- **WHAT YOU NEED TO DO**
Wherever the string "Pulse" appears, copy the whole line.

>> Start EXCERPTED RECORDS

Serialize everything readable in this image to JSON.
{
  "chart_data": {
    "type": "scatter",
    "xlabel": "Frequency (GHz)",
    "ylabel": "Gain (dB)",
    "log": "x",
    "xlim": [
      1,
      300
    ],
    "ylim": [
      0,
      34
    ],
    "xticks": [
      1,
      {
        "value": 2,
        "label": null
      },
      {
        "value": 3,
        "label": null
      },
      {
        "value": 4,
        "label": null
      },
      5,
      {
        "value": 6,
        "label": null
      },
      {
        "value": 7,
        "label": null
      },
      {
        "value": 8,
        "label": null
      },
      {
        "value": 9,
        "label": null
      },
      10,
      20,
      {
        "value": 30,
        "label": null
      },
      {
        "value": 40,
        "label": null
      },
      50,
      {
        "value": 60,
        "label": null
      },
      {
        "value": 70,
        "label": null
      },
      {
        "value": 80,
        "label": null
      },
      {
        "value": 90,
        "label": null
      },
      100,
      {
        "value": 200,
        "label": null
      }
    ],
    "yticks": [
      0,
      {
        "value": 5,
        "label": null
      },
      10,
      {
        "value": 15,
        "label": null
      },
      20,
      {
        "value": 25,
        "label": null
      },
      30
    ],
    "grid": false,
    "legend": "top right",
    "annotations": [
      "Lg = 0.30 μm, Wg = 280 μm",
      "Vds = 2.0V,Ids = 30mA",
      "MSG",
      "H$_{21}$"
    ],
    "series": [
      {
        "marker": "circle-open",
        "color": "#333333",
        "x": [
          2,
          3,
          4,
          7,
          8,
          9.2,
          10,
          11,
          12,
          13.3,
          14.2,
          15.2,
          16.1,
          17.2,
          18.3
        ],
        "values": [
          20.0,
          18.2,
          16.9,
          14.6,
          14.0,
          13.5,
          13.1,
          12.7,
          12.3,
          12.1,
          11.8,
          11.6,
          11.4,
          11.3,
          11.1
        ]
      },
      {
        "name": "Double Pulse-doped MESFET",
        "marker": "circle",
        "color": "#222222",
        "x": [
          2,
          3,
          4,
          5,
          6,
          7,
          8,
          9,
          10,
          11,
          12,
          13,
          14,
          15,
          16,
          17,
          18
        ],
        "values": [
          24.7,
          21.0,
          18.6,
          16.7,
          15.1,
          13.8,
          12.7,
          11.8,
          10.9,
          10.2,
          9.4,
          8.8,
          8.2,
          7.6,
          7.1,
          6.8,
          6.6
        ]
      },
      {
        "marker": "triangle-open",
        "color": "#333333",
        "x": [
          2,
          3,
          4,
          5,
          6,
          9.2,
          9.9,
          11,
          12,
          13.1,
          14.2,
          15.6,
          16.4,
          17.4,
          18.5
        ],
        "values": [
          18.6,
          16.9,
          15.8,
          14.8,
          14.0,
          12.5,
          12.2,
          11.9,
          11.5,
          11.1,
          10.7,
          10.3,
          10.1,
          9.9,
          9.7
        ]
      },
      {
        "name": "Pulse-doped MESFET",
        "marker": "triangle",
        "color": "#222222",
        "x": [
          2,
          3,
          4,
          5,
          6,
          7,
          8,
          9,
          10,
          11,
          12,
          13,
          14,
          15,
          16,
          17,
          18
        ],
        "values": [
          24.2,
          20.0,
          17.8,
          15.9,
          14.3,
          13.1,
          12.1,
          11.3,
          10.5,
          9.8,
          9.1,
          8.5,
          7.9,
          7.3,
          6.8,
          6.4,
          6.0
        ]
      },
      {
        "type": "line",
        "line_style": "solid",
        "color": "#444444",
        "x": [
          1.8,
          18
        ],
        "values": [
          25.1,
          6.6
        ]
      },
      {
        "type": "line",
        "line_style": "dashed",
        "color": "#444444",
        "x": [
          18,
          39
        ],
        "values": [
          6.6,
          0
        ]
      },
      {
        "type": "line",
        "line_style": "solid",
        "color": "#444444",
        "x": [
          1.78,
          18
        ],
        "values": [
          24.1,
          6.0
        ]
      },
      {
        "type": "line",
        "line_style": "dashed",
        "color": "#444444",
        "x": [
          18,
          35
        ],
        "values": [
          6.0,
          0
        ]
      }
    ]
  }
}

>> End EXCERPTED RECORDS
>> Start EXCERPTED RECORDS

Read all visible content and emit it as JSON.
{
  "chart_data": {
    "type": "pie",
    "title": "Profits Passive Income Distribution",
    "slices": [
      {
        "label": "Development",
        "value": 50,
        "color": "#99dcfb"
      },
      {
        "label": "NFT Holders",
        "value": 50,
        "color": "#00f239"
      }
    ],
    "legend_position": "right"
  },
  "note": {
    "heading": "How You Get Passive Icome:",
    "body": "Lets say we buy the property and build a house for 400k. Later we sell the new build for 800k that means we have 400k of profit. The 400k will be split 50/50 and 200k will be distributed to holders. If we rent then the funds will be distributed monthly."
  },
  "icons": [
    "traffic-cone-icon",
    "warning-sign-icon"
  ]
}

>> End EXCERPTED RECORDS

- **FINISHED TASK**
        "name": "Double Pulse-doped MESFET",
        "name": "Pulse-doped MESFET",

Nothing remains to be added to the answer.